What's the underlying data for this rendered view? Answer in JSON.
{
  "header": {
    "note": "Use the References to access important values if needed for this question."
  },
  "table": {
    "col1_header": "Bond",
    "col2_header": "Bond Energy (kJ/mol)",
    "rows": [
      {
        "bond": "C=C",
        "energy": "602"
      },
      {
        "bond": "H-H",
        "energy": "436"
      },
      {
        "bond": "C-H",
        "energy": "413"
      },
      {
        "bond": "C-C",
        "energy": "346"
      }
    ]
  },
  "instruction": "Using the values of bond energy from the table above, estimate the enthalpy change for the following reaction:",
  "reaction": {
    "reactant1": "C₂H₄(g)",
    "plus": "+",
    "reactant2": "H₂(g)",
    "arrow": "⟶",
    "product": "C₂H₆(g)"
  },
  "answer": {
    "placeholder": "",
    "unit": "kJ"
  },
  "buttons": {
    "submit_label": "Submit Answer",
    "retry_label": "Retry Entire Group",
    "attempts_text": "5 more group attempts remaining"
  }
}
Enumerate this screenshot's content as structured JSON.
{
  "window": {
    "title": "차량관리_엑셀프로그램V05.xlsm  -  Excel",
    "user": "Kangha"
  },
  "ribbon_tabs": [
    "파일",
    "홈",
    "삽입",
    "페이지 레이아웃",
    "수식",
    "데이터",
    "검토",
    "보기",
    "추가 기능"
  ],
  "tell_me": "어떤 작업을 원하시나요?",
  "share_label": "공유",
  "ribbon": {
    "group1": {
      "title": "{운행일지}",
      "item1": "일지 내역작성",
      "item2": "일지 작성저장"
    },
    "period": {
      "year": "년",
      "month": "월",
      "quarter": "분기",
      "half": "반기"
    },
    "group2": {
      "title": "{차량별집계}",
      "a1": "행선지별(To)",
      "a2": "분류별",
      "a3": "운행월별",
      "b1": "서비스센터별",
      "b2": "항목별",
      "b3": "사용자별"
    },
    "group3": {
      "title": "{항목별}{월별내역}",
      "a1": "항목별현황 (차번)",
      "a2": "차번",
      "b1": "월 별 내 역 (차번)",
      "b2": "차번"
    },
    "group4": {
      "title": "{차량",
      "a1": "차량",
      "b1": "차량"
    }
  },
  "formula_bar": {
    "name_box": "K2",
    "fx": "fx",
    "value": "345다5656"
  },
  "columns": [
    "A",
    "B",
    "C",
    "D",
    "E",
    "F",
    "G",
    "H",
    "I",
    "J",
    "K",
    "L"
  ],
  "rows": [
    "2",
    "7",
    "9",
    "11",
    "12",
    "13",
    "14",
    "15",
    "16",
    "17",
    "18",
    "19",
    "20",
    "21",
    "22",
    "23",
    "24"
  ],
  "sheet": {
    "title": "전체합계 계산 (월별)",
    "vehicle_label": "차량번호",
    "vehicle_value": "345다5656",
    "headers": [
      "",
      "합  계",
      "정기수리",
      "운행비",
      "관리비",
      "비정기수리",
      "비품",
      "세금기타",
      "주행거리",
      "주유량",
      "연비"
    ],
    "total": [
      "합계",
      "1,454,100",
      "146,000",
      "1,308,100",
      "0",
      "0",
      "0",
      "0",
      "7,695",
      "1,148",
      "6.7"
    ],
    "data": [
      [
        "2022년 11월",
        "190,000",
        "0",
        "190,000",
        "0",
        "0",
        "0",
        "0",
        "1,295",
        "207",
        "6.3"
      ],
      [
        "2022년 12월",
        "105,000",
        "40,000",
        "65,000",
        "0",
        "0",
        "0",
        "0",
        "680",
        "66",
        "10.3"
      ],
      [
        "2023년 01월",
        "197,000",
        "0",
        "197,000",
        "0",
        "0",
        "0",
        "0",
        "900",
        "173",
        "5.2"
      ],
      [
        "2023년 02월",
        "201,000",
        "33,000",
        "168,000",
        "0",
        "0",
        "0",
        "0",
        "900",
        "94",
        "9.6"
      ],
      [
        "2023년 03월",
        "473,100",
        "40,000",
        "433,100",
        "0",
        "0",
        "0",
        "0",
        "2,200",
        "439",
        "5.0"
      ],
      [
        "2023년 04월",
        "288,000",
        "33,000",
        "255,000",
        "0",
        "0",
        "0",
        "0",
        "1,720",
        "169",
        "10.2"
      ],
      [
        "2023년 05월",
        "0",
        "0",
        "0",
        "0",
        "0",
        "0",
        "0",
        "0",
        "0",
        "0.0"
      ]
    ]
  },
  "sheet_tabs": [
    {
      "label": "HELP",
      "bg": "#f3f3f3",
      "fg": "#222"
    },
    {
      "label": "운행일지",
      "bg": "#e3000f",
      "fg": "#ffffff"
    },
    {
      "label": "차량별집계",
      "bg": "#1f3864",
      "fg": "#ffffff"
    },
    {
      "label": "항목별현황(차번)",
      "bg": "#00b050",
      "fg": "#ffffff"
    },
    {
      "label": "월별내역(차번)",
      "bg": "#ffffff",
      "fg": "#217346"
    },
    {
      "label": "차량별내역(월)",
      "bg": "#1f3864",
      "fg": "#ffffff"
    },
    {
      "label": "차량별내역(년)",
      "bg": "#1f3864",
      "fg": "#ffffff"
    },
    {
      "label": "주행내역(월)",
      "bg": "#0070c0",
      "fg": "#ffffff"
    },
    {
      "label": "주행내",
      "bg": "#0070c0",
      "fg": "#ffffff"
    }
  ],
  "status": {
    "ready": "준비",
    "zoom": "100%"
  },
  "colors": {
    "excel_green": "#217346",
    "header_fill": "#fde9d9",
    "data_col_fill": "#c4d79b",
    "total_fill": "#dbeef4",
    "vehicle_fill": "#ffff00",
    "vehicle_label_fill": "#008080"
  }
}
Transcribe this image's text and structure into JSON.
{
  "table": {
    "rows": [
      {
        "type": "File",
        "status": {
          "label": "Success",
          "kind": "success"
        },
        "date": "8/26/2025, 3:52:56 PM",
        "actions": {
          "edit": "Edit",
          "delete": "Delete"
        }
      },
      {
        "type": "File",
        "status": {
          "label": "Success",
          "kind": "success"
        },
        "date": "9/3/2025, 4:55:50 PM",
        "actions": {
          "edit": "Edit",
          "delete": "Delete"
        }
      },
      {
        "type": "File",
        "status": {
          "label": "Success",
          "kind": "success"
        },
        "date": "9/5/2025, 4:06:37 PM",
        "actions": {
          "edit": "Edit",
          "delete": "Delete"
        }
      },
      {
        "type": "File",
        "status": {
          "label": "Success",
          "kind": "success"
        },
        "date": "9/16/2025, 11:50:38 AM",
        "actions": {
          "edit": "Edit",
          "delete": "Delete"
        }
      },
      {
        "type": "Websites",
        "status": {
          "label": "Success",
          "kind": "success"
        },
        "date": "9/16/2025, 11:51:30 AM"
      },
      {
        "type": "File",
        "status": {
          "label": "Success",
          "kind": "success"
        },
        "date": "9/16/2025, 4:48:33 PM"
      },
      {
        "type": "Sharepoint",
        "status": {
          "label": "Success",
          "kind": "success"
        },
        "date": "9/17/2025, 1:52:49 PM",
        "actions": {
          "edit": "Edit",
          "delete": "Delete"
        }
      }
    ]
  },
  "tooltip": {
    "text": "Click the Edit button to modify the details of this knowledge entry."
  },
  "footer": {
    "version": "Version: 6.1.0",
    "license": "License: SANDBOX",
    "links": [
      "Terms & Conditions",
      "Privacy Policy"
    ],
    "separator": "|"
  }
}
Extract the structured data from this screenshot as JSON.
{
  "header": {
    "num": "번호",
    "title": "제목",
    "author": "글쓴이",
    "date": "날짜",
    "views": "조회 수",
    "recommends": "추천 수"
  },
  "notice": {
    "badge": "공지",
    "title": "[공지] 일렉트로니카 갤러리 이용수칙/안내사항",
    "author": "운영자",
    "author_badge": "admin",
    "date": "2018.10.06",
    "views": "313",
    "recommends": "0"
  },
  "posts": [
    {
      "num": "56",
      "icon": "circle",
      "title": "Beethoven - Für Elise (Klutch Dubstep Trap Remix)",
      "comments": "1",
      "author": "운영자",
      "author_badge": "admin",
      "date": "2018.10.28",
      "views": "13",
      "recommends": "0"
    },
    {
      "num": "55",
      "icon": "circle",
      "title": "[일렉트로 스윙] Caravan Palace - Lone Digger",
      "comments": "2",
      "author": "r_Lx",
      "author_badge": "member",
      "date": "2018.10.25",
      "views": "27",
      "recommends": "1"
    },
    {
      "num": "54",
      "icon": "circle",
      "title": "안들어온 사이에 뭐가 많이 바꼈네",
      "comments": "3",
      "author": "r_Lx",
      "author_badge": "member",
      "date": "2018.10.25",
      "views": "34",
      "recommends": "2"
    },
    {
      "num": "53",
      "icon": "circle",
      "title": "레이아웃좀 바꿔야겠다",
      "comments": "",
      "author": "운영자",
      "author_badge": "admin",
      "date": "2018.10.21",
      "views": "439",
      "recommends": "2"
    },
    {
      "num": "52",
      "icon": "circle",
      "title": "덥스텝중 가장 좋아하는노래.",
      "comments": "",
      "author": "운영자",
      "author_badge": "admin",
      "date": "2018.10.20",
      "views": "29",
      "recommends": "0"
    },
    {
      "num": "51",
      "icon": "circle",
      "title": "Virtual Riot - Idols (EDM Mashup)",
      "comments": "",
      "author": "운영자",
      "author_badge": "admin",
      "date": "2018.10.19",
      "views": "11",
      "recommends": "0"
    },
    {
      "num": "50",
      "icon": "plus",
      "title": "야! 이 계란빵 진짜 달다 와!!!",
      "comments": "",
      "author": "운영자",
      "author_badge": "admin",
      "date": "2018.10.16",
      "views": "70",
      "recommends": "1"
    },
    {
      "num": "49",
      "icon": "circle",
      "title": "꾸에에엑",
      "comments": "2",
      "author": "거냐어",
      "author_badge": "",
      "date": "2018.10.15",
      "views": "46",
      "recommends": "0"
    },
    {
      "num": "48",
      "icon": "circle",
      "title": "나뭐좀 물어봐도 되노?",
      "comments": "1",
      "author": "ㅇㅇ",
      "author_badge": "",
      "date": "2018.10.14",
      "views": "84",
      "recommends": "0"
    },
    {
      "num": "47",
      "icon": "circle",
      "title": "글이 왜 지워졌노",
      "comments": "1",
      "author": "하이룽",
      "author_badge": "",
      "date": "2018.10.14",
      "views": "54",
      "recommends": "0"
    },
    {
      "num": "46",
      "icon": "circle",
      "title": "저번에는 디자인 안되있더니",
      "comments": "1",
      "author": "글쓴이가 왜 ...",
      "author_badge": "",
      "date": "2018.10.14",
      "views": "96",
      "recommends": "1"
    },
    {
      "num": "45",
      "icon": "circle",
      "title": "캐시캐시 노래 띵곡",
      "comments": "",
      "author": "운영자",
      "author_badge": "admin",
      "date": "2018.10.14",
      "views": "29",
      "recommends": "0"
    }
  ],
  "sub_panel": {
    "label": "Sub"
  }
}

----

EXERCISE DIRECTIONS: State how many lines in the records above contain the word "structured", and give only that number.

PROBLEM SOLUTION: 2